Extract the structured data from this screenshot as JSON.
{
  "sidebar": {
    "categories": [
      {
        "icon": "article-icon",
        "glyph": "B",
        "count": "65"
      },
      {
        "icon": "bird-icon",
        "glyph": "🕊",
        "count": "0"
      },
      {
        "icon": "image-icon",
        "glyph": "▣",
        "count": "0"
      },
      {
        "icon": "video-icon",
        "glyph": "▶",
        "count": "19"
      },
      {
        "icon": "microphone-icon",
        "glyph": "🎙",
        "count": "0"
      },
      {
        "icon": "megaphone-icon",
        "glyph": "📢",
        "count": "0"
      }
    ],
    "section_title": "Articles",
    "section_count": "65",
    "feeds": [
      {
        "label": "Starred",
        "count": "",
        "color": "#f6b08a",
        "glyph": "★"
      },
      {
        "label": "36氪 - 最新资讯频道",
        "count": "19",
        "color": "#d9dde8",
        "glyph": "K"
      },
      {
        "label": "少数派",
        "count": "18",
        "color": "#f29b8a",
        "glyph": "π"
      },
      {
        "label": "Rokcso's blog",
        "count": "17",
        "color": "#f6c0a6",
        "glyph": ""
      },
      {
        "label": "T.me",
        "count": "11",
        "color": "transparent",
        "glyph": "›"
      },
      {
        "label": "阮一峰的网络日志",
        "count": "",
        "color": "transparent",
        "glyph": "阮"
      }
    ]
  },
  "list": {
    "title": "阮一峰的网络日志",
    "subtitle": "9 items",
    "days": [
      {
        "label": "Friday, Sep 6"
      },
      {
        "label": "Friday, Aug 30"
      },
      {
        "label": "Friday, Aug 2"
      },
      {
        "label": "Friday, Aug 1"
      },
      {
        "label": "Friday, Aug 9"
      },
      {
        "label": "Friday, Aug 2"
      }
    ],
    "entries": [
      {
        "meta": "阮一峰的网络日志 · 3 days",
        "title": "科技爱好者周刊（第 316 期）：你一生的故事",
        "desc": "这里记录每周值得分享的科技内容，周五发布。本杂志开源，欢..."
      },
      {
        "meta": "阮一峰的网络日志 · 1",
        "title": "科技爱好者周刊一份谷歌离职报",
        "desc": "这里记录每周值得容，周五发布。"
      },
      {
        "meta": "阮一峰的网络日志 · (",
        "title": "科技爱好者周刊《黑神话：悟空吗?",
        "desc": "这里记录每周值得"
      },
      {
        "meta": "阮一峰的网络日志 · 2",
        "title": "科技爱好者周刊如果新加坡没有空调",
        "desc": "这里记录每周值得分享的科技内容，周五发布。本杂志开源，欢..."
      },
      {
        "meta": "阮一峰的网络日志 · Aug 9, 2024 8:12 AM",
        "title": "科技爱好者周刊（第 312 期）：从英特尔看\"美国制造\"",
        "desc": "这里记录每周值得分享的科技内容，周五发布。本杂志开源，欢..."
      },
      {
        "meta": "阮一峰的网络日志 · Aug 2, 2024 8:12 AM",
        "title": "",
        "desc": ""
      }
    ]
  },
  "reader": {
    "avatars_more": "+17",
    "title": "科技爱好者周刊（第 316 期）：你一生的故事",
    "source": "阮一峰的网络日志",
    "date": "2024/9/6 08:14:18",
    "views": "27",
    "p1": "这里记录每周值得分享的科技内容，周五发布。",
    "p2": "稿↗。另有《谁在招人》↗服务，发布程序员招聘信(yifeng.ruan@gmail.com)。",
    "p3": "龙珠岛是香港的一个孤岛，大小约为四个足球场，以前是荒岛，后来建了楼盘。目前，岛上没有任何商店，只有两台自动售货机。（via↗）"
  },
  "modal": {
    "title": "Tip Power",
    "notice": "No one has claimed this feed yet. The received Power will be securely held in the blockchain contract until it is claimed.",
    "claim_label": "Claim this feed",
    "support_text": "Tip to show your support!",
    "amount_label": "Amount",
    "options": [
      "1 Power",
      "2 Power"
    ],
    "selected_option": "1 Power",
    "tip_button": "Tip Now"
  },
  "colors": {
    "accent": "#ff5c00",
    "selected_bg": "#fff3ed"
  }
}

[Prompt]
From the records above, copy every line that holds the word "glyph".

[Answer for the task]
        "glyph": "B",
        "glyph": "🕊",
        "glyph": "▣",
        "glyph": "▶",
        "glyph": "🎙",
        "glyph": "📢",
        "glyph": "★"
        "glyph": "K"
        "glyph": "π"
        "glyph": ""
        "glyph": "›"
        "glyph": "阮"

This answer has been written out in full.